> _Goal of the exercise_
Please give the count of lines holding the string "Plasma" and nothing besides.

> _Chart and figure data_
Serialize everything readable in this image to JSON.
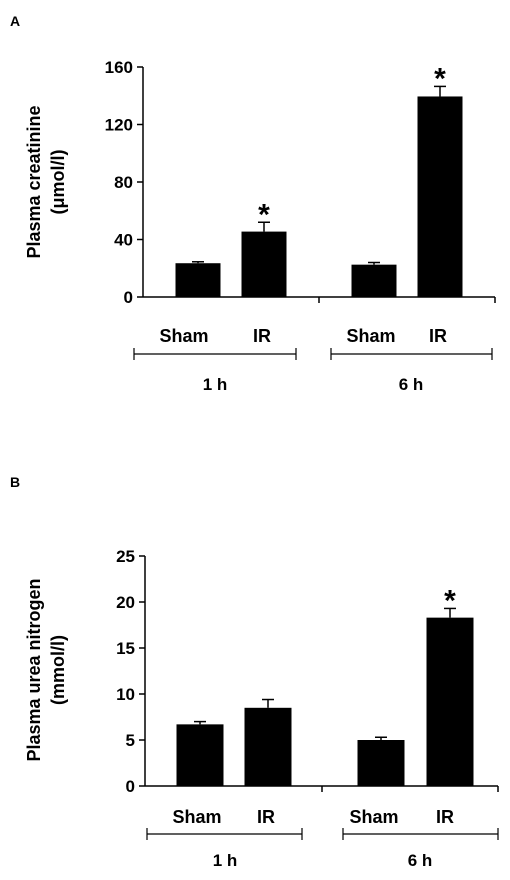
{
  "chart_data": [
    {
      "type": "bar",
      "panel_label": "A",
      "ylabel_line1": "Plasma creatinine",
      "ylabel_line2": "(μmol/l)",
      "ylim": [
        0,
        160
      ],
      "yticks": [
        "0",
        "40",
        "80",
        "120",
        "160"
      ],
      "groups": [
        {
          "label": "1 h",
          "categories": [
            "Sham",
            "IR"
          ]
        },
        {
          "label": "6 h",
          "categories": [
            "Sham",
            "IR"
          ]
        }
      ],
      "values": [
        23.5,
        45.5,
        22.5,
        139.5
      ],
      "errors": [
        1.0,
        6.5,
        1.5,
        7.0
      ],
      "significance": [
        "",
        "*",
        "",
        "*"
      ]
    },
    {
      "type": "bar",
      "panel_label": "B",
      "ylabel_line1": "Plasma urea nitrogen",
      "ylabel_line2": "(mmol/l)",
      "ylim": [
        0,
        25
      ],
      "yticks": [
        "0",
        "5",
        "10",
        "15",
        "20",
        "25"
      ],
      "groups": [
        {
          "label": "1 h",
          "categories": [
            "Sham",
            "IR"
          ]
        },
        {
          "label": "6 h",
          "categories": [
            "Sham",
            "IR"
          ]
        }
      ],
      "values": [
        6.7,
        8.5,
        5.0,
        18.3
      ],
      "errors": [
        0.3,
        0.9,
        0.3,
        1.0
      ],
      "significance": [
        "",
        "",
        "",
        "*"
      ]
    }
  ]
}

> _The output_
2